* **Short task**: Give back the full listing verbatim, apart from its images.

* **Raw data**:
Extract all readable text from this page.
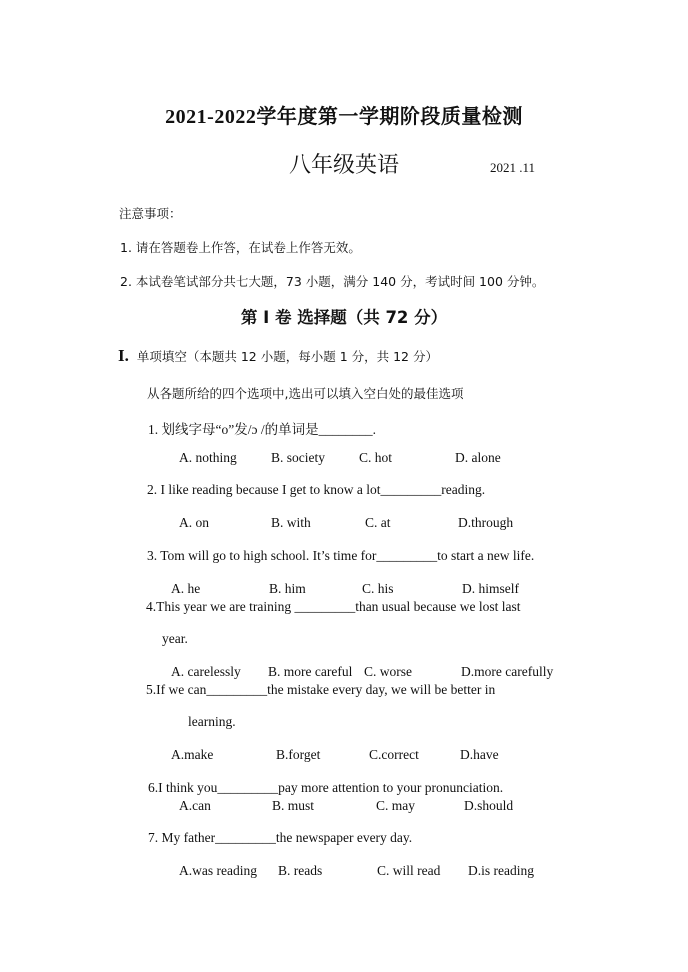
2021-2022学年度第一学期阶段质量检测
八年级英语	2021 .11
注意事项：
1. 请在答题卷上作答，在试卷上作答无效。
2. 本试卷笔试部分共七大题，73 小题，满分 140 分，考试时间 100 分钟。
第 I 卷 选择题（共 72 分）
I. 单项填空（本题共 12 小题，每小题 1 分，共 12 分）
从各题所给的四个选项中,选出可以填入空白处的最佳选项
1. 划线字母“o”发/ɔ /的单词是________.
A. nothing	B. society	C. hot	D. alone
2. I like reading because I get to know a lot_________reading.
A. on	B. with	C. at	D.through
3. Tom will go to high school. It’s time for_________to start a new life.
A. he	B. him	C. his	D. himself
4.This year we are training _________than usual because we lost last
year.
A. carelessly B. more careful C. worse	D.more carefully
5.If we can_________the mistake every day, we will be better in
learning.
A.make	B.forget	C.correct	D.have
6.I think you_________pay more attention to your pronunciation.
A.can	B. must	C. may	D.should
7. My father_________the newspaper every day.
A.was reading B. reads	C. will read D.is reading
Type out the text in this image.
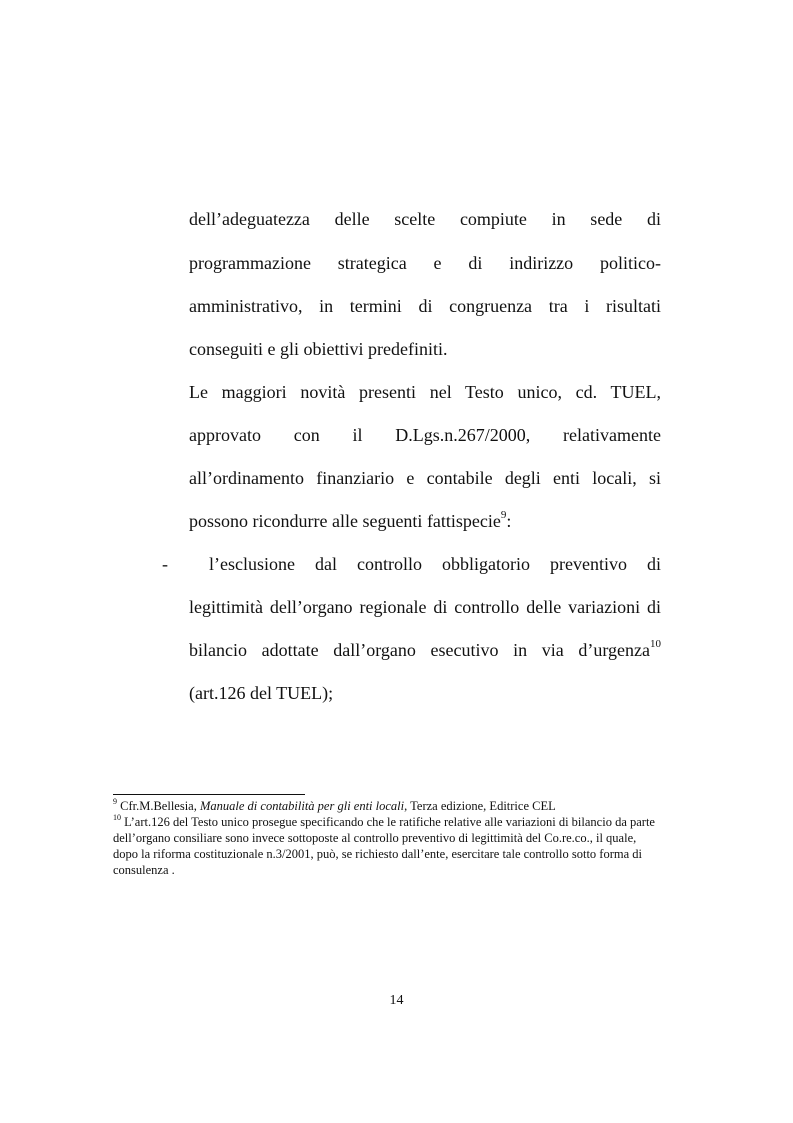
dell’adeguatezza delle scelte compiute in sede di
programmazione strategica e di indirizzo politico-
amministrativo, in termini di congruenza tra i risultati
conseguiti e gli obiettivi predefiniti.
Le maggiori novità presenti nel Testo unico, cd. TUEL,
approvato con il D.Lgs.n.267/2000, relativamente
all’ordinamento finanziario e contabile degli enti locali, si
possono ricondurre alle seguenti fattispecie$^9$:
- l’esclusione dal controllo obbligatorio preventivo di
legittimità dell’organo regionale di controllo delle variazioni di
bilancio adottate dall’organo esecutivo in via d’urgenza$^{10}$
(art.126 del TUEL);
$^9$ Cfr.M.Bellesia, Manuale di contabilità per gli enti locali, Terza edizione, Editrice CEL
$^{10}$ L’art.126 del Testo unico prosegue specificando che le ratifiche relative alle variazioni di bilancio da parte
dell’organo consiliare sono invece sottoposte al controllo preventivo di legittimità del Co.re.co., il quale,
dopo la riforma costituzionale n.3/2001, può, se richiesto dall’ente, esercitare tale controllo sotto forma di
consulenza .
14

* **In response**:
Extract all readable text from this page.
2021-2022学年度第一学期阶段质量检测
八年级英语	2021 .11
注意事项：
1. 请在答题卷上作答，在试卷上作答无效。
2. 本试卷笔试部分共七大题，73 小题，满分 140 分，考试时间 100 分钟。
第 I 卷 选择题（共 72 分）
I. 单项填空（本题共 12 小题，每小题 1 分，共 12 分）
从各题所给的四个选项中,选出可以填入空白处的最佳选项
1. 划线字母“o”发/ɔ /的单词是________.
A. nothing	B. society	C. hot	D. alone
2. I like reading because I get to know a lot_________reading.
A. on	B. with	C. at	D.through
3. Tom will go to high school. It’s time for_________to start a new life.
A. he	B. him	C. his	D. himself
4.This year we are training _________than usual because we lost last
year.
A. carelessly B. more careful C. worse	D.more carefully
5.If we can_________the mistake every day, we will be better in
learning.
A.make	B.forget	C.correct	D.have
6.I think you_________pay more attention to your pronunciation.
A.can	B. must	C. may	D.should
7. My father_________the newspaper every day.
A.was reading B. reads	C. will read D.is reading
Type out the text in this image.
dell’adeguatezza delle scelte compiute in sede di
programmazione strategica e di indirizzo politico-
amministrativo, in termini di congruenza tra i risultati
conseguiti e gli obiettivi predefiniti.
Le maggiori novità presenti nel Testo unico, cd. TUEL,
approvato con il D.Lgs.n.267/2000, relativamente
all’ordinamento finanziario e contabile degli enti locali, si
possono ricondurre alle seguenti fattispecie$^9$:
- l’esclusione dal controllo obbligatorio preventivo di
legittimità dell’organo regionale di controllo delle variazioni di
bilancio adottate dall’organo esecutivo in via d’urgenza$^{10}$
(art.126 del TUEL);
$^9$ Cfr.M.Bellesia, Manuale di contabilità per gli enti locali, Terza edizione, Editrice CEL
$^{10}$ L’art.126 del Testo unico prosegue specificando che le ratifiche relative alle variazioni di bilancio da parte
dell’organo consiliare sono invece sottoposte al controllo preventivo di legittimità del Co.re.co., il quale,
dopo la riforma costituzionale n.3/2001, può, se richiesto dall’ente, esercitare tale controllo sotto forma di
consulenza .
14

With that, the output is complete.